* Start Input rows *
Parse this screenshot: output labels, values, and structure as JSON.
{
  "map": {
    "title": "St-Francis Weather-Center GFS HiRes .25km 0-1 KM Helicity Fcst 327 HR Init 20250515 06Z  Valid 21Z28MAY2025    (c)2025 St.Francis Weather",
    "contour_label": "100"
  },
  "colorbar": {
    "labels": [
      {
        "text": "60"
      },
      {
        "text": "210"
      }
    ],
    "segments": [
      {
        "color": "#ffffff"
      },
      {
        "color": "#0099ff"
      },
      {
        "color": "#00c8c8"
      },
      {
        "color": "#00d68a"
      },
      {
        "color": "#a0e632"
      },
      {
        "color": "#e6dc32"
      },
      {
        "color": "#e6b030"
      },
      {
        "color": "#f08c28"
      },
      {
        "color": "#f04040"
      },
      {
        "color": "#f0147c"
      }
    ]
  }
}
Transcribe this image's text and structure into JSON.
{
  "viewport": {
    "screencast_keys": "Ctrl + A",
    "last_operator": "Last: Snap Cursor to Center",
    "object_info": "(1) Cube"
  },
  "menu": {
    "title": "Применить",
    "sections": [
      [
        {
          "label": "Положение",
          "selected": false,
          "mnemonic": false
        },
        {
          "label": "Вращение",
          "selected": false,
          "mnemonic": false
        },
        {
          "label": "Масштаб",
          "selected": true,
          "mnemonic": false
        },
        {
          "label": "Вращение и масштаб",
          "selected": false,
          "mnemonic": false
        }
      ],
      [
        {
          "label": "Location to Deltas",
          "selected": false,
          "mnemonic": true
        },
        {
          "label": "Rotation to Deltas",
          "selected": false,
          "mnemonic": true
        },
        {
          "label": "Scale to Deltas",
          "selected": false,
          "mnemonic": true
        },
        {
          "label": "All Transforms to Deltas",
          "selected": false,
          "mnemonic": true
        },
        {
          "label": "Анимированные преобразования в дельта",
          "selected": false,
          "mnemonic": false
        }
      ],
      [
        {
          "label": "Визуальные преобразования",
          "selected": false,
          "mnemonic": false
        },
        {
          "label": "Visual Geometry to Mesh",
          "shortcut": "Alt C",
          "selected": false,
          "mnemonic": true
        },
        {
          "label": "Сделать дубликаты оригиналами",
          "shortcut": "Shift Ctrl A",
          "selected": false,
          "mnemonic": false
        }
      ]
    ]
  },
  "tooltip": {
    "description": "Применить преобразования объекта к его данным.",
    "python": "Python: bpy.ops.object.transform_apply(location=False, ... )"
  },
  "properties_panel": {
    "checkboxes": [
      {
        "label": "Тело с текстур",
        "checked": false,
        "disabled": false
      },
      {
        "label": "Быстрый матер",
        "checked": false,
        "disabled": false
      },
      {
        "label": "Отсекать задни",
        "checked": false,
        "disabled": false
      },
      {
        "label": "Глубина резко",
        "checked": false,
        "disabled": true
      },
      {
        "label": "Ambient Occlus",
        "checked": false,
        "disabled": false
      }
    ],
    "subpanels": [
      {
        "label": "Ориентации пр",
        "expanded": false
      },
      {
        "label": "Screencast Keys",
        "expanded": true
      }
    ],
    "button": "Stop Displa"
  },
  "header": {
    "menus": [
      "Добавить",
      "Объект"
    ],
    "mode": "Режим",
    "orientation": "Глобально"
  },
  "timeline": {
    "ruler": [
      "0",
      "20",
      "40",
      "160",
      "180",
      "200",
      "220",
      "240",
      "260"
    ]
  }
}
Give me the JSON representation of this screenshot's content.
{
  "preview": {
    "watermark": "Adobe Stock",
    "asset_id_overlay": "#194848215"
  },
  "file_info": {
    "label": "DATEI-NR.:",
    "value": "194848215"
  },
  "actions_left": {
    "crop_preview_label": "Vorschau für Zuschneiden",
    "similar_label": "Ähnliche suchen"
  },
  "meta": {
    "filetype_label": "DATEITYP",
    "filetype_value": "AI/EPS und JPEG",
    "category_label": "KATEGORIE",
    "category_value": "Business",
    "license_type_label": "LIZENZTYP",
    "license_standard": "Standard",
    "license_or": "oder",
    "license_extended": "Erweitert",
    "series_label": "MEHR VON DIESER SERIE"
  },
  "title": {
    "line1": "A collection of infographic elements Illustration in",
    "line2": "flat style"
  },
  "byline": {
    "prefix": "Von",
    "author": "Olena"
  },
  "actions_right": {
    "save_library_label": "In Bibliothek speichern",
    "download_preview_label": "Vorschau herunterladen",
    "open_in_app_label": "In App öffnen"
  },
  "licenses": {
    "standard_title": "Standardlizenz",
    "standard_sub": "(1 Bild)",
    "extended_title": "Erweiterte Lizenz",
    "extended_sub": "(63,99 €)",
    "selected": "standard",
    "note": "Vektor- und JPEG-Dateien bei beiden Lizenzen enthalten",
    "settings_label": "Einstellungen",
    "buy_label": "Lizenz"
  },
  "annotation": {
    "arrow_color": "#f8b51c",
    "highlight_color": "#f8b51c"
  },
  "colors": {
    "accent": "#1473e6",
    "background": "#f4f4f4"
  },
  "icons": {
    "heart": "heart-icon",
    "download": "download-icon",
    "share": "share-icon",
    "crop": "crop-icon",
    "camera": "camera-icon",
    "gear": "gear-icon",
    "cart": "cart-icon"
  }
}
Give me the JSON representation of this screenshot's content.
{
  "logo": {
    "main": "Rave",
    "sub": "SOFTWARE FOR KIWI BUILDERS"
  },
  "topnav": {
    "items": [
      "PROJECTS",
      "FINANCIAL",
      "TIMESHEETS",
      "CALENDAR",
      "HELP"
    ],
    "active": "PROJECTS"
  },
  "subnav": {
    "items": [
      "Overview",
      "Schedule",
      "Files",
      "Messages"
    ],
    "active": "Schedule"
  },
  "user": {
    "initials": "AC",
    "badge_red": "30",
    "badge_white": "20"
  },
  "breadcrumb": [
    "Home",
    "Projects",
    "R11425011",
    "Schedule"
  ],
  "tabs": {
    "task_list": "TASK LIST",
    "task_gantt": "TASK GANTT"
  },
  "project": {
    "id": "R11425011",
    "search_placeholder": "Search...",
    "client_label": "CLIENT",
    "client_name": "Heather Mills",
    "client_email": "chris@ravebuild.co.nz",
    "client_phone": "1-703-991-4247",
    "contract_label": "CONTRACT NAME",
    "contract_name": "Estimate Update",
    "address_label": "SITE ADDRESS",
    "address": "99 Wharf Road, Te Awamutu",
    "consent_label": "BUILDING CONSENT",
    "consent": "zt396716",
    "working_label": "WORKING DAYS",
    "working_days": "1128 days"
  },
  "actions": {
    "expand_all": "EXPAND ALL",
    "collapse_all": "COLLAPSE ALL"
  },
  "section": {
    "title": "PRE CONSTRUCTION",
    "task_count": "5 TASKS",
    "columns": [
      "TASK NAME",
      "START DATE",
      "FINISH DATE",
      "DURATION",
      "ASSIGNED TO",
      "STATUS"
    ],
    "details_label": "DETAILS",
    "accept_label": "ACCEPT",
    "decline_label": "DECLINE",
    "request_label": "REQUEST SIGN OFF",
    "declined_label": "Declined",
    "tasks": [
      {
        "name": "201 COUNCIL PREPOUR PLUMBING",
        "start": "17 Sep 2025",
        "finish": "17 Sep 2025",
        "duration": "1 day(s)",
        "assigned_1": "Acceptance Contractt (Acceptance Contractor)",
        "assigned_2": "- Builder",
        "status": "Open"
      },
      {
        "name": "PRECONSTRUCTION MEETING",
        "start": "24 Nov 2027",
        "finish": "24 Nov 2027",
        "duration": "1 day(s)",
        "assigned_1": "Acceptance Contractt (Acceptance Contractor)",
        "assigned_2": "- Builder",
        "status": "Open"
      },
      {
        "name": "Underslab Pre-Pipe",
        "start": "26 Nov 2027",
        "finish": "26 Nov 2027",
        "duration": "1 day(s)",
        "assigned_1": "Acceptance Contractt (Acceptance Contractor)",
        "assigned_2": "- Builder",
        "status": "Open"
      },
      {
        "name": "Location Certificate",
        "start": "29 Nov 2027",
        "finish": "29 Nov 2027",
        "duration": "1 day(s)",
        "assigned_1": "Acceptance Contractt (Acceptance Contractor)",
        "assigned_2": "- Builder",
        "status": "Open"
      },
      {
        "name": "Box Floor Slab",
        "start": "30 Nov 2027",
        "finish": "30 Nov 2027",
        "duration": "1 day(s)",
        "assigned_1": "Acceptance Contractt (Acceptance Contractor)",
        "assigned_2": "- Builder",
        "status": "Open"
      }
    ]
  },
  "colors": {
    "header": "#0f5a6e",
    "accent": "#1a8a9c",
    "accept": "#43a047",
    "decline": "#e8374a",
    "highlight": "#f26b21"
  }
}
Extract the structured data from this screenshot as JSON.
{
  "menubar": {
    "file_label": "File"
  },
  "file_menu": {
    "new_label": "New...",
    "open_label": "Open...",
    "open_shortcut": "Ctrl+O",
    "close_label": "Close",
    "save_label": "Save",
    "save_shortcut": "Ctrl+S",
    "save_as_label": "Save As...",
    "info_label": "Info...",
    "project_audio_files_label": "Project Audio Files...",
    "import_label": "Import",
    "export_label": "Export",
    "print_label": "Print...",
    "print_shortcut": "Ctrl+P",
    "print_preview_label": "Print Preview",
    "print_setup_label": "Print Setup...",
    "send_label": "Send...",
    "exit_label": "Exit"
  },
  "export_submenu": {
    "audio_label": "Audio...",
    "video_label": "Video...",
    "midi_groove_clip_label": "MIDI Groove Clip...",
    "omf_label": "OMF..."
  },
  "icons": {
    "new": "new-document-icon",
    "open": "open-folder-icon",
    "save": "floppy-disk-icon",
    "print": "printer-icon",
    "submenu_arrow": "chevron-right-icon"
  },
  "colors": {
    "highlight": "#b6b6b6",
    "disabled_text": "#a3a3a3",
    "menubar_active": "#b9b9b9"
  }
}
* End Input rows *
> _Direction_: Among the lines above, how many contain the string "labels"? State the number alone.

> _Task solution_: 2